[DOCUMENT EXCERPT]
4.7. Minimum Inhibitory Concentration (MIC) Assays
In order to overcome the limitations of agar diffusion assays, aliquots of each honey sample were uniformly dissolved into cooled (approximately 55 °C), sterile, molten Mueller–Hinton agar and then poured into a sterile petri dish, creating “honey plates”. These plates were made at the following concentrations of honey (v/v): 32%, 16%, 8%, 4%, and 2%. We patched the antibiotic-resistant bacterial species obtained from the CDC from a sheep blood agar culture directly onto small sections of each honey plate in triplicate. The lowest honey plate concentration at which each species did not grow was considered the minimum inhibitory concentration (MIC) for that species (recorded as the average of the three technical replications). This experiment was performed in triplicate for each honey sample on different days. The negative control consisted of an un-inoculated patch on each plate, while the positive control was a standard Mueller–Hinton agar plate inoculated as per the protocol. We tested fifty-nine total honey samples representing six floral sources (local raw AR wildflower, packaged/processed store-bought wildflower, manuka, orange blossom, clover, and acacia).
4.8. Statistics
All statistical analyses were done in GraphPad Prism version 6.07 for Windows (GraphPad Software, La Jolla California USA, www.graphpad.com, accessed on 15, March 2022). In all cases, an alpha of 0.05 was deemed significant.

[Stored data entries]
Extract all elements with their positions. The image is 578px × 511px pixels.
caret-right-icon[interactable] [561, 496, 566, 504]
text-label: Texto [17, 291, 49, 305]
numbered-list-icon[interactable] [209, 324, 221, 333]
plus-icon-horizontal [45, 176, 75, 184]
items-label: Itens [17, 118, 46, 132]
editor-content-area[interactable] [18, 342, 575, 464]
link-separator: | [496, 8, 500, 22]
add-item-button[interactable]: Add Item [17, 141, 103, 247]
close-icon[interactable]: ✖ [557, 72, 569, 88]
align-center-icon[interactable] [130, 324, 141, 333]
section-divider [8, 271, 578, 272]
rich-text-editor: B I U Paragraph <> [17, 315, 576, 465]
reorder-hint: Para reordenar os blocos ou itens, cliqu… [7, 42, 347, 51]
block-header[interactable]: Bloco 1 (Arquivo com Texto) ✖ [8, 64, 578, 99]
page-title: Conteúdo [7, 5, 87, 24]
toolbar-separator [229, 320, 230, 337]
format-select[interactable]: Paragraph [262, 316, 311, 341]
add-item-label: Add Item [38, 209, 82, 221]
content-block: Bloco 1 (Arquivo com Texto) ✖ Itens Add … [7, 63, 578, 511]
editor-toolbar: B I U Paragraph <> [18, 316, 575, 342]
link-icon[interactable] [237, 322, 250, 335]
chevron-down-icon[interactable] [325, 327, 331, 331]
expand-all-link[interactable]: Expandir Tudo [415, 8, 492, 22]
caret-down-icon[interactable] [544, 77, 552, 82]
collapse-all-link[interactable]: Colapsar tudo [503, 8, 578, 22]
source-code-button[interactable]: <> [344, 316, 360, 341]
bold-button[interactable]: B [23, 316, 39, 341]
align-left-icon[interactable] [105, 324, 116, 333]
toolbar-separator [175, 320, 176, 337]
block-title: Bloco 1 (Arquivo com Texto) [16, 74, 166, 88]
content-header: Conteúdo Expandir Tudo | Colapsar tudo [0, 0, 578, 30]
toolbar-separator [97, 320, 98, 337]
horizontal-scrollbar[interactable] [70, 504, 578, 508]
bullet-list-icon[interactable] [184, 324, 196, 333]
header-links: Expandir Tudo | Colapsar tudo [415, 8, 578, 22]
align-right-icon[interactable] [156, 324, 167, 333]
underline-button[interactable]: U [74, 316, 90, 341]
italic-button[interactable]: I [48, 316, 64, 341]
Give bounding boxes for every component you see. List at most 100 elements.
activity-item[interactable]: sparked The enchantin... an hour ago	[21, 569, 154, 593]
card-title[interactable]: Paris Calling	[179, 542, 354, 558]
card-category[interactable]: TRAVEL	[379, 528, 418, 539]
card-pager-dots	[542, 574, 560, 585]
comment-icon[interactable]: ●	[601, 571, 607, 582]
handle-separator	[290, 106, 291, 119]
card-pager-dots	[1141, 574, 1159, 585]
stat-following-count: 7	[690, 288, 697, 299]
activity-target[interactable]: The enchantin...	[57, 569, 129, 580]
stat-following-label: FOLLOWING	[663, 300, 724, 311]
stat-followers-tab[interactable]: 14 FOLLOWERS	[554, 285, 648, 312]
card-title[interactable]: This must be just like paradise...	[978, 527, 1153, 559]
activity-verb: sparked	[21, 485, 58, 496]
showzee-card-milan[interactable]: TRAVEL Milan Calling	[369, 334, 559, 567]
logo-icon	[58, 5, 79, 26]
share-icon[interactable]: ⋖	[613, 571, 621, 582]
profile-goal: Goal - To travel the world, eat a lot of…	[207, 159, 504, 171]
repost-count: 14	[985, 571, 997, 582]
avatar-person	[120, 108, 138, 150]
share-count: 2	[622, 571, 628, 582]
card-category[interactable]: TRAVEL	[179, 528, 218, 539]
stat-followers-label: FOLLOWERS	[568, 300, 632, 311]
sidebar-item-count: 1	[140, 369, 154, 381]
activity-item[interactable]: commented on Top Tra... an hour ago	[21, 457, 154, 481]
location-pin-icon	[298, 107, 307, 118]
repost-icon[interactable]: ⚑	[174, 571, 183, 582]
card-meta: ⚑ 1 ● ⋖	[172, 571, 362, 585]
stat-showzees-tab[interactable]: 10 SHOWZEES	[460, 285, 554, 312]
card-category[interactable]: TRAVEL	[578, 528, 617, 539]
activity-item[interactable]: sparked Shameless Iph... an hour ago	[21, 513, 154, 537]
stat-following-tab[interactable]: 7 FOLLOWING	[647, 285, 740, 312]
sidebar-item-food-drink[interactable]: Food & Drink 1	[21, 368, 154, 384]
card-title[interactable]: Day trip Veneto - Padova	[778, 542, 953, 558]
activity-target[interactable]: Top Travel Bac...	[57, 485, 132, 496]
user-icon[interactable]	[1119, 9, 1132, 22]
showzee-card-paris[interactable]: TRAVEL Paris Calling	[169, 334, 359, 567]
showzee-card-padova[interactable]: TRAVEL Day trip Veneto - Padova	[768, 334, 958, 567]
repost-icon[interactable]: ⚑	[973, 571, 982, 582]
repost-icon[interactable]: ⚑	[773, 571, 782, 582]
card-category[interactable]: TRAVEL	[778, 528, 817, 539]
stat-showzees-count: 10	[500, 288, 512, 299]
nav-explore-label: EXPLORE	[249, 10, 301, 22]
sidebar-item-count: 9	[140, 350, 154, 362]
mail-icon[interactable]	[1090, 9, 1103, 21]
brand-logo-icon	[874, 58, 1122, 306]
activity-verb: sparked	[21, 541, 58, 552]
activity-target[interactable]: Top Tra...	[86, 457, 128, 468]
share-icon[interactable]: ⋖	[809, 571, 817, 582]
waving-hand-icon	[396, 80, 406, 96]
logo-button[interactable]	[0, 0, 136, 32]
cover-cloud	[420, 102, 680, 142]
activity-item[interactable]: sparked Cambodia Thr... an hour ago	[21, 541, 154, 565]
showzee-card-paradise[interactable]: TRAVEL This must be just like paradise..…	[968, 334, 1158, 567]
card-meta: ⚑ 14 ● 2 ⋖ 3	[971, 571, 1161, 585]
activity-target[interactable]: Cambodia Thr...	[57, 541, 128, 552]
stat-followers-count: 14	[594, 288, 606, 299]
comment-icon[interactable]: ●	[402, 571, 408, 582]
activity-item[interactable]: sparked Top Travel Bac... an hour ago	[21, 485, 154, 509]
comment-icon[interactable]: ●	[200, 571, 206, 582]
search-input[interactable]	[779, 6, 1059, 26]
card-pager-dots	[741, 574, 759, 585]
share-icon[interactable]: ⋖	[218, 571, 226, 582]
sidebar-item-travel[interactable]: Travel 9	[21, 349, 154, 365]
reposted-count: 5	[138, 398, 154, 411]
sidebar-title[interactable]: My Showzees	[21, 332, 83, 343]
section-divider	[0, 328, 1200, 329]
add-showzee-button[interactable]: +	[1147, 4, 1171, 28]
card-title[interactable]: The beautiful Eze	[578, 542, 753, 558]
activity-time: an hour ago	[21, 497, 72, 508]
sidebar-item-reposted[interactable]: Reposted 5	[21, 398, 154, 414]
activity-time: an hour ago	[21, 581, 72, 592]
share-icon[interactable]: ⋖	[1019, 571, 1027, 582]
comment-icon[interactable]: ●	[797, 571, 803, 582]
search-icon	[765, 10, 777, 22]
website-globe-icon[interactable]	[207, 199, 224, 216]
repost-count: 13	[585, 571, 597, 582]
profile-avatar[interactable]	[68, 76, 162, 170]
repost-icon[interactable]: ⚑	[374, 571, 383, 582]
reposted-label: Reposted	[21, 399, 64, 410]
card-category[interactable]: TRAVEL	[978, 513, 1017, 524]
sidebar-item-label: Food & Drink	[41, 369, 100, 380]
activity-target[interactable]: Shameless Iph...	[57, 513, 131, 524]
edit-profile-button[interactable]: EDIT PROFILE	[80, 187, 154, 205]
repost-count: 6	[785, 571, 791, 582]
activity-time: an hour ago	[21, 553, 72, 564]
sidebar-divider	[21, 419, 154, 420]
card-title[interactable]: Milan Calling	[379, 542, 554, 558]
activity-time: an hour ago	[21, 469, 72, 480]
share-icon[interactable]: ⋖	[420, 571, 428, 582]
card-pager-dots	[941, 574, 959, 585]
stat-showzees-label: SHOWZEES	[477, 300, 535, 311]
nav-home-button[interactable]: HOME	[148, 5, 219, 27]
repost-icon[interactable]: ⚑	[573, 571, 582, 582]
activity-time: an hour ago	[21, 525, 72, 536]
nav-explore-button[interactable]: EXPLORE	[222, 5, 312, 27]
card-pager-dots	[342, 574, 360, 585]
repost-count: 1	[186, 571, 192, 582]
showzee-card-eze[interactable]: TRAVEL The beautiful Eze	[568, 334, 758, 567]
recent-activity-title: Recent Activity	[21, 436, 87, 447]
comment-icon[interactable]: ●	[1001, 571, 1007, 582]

[WHAT IS BEING ASKED] Continue the excerpt on testing honey against antibiotic-resistant bacteria, starting right after its last sentence.

[EXERCISE RESPONSE]
We used Kruskal–Wallis with Dunn’s post hoc to compare honey types to MIC averaged for all six microorganisms. Each honey sample was tested three times; the following are the number of samples of each honey we tested: acacia n = 5, clover n = 6, manuka n = 12, orange blossom n = 7, summer Arkansas wildflower n = 8, non-Arkansas wildflower n = 14. To determine correlations between pH, osmolarity, or color with MICs, we used Spearman’s correlation for nonparametric data and Pearson’s correlation for parametric data: pH n = 48, osmolarity n = 35, color n = 38. To compare summer Arkansas wildflower honey and spring Arkansas wildflower honey MICs (spring n = 91, summer n = 56), pH (spring n = 13, summer n = 5), osmolarity (spring n = 2, summer n = 6), and color (spring n = 9, summer n = 8), unpaired t-tests were used for parametric data and Mann–Whitney was used for nonparametric data. One-way ANOVA with Tukey’s post hoc was used to compare manuka, summer Arkansas wildflower honey, and spring Arkansas wildflower honey to six different microorganisms.
Supplementary Materials
The following supporting information can be downloaded at: https://www.mdpi.com/article/10.3390/antibiotics11081132/s1, Table S1: Dunn’s post hoc p-values for comparison of honey type and average MIC for all bacteria species; Table S2: One-way ANOVA, Tukey’s post hoc p-values for comparison of Manuka, summer Arkansas wildflower honey, and spring Arkansas wildflower honey to six different microorganisms.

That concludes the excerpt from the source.